-- begin --

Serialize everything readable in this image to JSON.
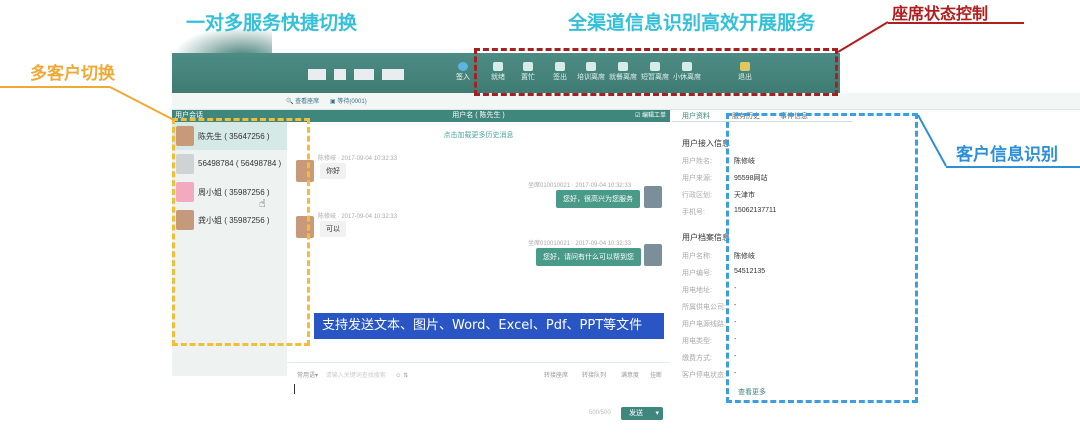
{
  "annotations": {
    "one_to_many": "一对多服务快捷切换",
    "omni_channel": "全渠道信息识别高效开展服务",
    "seat_status": "座席状态控制",
    "multi_customer": "多客户切换",
    "customer_info": "客户信息识别",
    "feature_banner": "支持发送文本、图片、Word、Excel、Pdf、PPT等文件"
  },
  "toolbar": {
    "signin": "签入",
    "buttons": [
      "就绪",
      "置忙",
      "签出",
      "培训离席",
      "就餐离席",
      "短暂离席",
      "小休离席"
    ],
    "logout": "退出"
  },
  "subbar": {
    "view_seats": "查看座席",
    "waiting": "等待(0001)"
  },
  "conversations": {
    "header": "用户会话",
    "items": [
      {
        "name": "陈先生 ( 35647256 )",
        "active": true
      },
      {
        "name": "56498784 ( 56498784 )",
        "active": false
      },
      {
        "name": "周小姐 ( 35987256 )",
        "active": false
      },
      {
        "name": "龚小姐 ( 35987256 )",
        "active": false
      }
    ]
  },
  "chat": {
    "header": "用户名 ( 陈先生 )",
    "work_order": "编辑工单",
    "load_more": "点击加载更多历史消息",
    "messages": [
      {
        "side": "left",
        "meta": "陈修岐 · 2017-09-04 10:32:33",
        "text": "你好"
      },
      {
        "side": "right",
        "meta": "坐席010010021 · 2017-09-04 10:32:33",
        "text": "您好，很高兴为您服务"
      },
      {
        "side": "left",
        "meta": "陈修岐 · 2017-09-04 10:32:33",
        "text": "可以"
      },
      {
        "side": "right",
        "meta": "坐席010010021 · 2017-09-04 10:32:33",
        "text": "您好，请问有什么可以帮到您"
      }
    ]
  },
  "input": {
    "quick_phrase": "常用语▾",
    "placeholder": "请输入关键词查找搜索",
    "icons": "☺ ⇅",
    "actions": [
      "转接座席",
      "转接队列",
      "满意度",
      "挂断"
    ],
    "counter": "500/500",
    "send": "发送",
    "send_dropdown": "▾"
  },
  "info": {
    "tabs": [
      "用户资料",
      "服务历史",
      "事件信息"
    ],
    "access_title": "用户接入信息",
    "access_fields": [
      {
        "label": "用户姓名:",
        "value": "陈修岐"
      },
      {
        "label": "用户来源:",
        "value": "95598网站"
      },
      {
        "label": "行政区划:",
        "value": "天津市"
      },
      {
        "label": "手机号:",
        "value": "15062137711"
      }
    ],
    "archive_title": "用户档案信息",
    "archive_fields": [
      {
        "label": "用户名称:",
        "value": "陈修岐"
      },
      {
        "label": "用户编号:",
        "value": "54512135"
      },
      {
        "label": "用电地址:",
        "value": "-"
      },
      {
        "label": "所属供电公司:",
        "value": "-"
      },
      {
        "label": "用户电源线路:",
        "value": "-"
      },
      {
        "label": "用电类型:",
        "value": "-"
      },
      {
        "label": "缴费方式:",
        "value": "-"
      },
      {
        "label": "客户停电状态:",
        "value": "-"
      }
    ],
    "more": "查看更多"
  }
}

-- end --

■ **THE REQUEST**
Copy every line that contains the string "name".

■ **TASK SOLUTION**
        "name": "陈先生 ( 35647256 )",
        "name": "56498784 ( 56498784 )",
        "name": "周小姐 ( 35987256 )",
        "name": "龚小姐 ( 35987256 )",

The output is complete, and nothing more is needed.